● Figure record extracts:
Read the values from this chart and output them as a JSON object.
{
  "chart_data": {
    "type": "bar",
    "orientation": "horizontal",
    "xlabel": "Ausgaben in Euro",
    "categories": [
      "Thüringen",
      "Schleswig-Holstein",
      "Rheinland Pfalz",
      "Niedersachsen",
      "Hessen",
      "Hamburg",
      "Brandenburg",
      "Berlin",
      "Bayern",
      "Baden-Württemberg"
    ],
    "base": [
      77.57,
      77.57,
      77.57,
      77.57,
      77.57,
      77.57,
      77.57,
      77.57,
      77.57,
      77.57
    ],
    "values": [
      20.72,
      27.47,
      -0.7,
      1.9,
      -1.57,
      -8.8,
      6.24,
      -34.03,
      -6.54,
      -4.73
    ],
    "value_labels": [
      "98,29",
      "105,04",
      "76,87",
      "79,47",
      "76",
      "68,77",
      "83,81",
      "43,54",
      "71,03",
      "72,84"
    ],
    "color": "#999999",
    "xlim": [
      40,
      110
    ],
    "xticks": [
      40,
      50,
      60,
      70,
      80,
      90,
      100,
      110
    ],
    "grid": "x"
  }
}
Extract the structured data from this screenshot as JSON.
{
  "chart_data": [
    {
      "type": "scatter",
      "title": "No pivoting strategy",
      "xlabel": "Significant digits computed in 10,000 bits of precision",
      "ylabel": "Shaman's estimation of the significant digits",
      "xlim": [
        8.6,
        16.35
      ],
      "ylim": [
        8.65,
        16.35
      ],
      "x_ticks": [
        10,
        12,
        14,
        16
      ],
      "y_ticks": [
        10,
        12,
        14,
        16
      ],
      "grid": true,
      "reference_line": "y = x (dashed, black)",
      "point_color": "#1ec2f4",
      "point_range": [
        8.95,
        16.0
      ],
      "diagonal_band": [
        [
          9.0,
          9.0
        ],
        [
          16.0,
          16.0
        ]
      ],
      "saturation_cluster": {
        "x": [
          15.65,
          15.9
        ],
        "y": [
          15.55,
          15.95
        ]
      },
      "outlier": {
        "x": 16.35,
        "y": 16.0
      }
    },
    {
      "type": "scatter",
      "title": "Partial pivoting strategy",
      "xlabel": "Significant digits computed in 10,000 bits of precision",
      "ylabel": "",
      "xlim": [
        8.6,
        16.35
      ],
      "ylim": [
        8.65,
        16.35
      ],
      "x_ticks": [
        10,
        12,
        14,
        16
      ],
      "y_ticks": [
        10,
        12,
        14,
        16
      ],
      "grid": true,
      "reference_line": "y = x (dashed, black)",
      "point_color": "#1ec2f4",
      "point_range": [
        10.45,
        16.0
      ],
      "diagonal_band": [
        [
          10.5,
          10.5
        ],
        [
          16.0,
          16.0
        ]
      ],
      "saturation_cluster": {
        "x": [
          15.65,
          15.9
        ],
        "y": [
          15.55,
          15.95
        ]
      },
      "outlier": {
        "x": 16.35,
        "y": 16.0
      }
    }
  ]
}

● Exercise goal: Look above for every line with the word "values" and copy it.

● Result:
Read the values from this chart and output them as a JSON object.
    "values": [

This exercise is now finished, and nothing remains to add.